[Supplied material]
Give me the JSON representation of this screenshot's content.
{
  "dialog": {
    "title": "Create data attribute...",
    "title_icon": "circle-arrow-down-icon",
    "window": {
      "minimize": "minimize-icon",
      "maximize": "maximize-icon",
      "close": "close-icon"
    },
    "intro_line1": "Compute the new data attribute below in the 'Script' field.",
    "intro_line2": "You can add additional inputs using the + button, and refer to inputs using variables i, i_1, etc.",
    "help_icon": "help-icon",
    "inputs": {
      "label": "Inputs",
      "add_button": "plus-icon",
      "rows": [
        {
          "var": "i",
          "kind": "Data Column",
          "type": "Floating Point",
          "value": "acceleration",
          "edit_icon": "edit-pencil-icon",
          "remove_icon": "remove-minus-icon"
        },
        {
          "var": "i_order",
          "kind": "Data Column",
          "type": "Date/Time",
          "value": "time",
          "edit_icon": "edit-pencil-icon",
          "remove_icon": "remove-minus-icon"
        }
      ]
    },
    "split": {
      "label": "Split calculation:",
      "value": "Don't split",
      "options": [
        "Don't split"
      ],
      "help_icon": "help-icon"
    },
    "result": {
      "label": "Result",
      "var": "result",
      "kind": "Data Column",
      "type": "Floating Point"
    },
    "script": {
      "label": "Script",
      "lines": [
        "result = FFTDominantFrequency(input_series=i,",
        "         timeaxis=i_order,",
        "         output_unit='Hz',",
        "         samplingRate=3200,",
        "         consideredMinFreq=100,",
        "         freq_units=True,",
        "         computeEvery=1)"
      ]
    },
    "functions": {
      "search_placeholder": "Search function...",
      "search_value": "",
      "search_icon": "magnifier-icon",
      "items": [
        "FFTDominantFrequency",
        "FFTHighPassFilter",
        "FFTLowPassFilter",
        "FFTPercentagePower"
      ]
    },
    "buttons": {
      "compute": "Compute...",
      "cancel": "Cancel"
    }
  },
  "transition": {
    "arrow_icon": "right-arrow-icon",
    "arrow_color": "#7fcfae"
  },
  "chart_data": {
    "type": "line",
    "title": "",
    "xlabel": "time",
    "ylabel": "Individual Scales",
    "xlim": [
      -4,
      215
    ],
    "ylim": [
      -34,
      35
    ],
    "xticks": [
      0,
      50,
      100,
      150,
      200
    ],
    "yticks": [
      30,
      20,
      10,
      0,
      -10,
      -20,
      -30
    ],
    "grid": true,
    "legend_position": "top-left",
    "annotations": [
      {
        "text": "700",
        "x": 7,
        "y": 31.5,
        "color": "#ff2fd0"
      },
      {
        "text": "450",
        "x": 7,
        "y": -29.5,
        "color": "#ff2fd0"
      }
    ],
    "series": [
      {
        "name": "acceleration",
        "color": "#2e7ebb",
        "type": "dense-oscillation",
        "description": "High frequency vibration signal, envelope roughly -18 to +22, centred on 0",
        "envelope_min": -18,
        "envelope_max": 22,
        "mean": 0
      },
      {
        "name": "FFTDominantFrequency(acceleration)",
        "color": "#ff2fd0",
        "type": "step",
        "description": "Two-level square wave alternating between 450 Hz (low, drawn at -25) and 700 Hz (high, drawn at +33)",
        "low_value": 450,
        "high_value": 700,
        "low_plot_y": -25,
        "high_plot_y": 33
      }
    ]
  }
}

[Written request] Reproduce all the records precisely.

[Expected output]
Give me the JSON representation of this screenshot's content.
{
  "dialog": {
    "title": "Create data attribute...",
    "title_icon": "circle-arrow-down-icon",
    "window": {
      "minimize": "minimize-icon",
      "maximize": "maximize-icon",
      "close": "close-icon"
    },
    "intro_line1": "Compute the new data attribute below in the 'Script' field.",
    "intro_line2": "You can add additional inputs using the + button, and refer to inputs using variables i, i_1, etc.",
    "help_icon": "help-icon",
    "inputs": {
      "label": "Inputs",
      "add_button": "plus-icon",
      "rows": [
        {
          "var": "i",
          "kind": "Data Column",
          "type": "Floating Point",
          "value": "acceleration",
          "edit_icon": "edit-pencil-icon",
          "remove_icon": "remove-minus-icon"
        },
        {
          "var": "i_order",
          "kind": "Data Column",
          "type": "Date/Time",
          "value": "time",
          "edit_icon": "edit-pencil-icon",
          "remove_icon": "remove-minus-icon"
        }
      ]
    },
    "split": {
      "label": "Split calculation:",
      "value": "Don't split",
      "options": [
        "Don't split"
      ],
      "help_icon": "help-icon"
    },
    "result": {
      "label": "Result",
      "var": "result",
      "kind": "Data Column",
      "type": "Floating Point"
    },
    "script": {
      "label": "Script",
      "lines": [
        "result = FFTDominantFrequency(input_series=i,",
        "         timeaxis=i_order,",
        "         output_unit='Hz',",
        "         samplingRate=3200,",
        "         consideredMinFreq=100,",
        "         freq_units=True,",
        "         computeEvery=1)"
      ]
    },
    "functions": {
      "search_placeholder": "Search function...",
      "search_value": "",
      "search_icon": "magnifier-icon",
      "items": [
        "FFTDominantFrequency",
        "FFTHighPassFilter",
        "FFTLowPassFilter",
        "FFTPercentagePower"
      ]
    },
    "buttons": {
      "compute": "Compute...",
      "cancel": "Cancel"
    }
  },
  "transition": {
    "arrow_icon": "right-arrow-icon",
    "arrow_color": "#7fcfae"
  },
  "chart_data": {
    "type": "line",
    "title": "",
    "xlabel": "time",
    "ylabel": "Individual Scales",
    "xlim": [
      -4,
      215
    ],
    "ylim": [
      -34,
      35
    ],
    "xticks": [
      0,
      50,
      100,
      150,
      200
    ],
    "yticks": [
      30,
      20,
      10,
      0,
      -10,
      -20,
      -30
    ],
    "grid": true,
    "legend_position": "top-left",
    "annotations": [
      {
        "text": "700",
        "x": 7,
        "y": 31.5,
        "color": "#ff2fd0"
      },
      {
        "text": "450",
        "x": 7,
        "y": -29.5,
        "color": "#ff2fd0"
      }
    ],
    "series": [
      {
        "name": "acceleration",
        "color": "#2e7ebb",
        "type": "dense-oscillation",
        "description": "High frequency vibration signal, envelope roughly -18 to +22, centred on 0",
        "envelope_min": -18,
        "envelope_max": 22,
        "mean": 0
      },
      {
        "name": "FFTDominantFrequency(acceleration)",
        "color": "#ff2fd0",
        "type": "step",
        "description": "Two-level square wave alternating between 450 Hz (low, drawn at -25) and 700 Hz (high, drawn at +33)",
        "low_value": 450,
        "high_value": 700,
        "low_plot_y": -25,
        "high_plot_y": 33
      }
    ]
  }
}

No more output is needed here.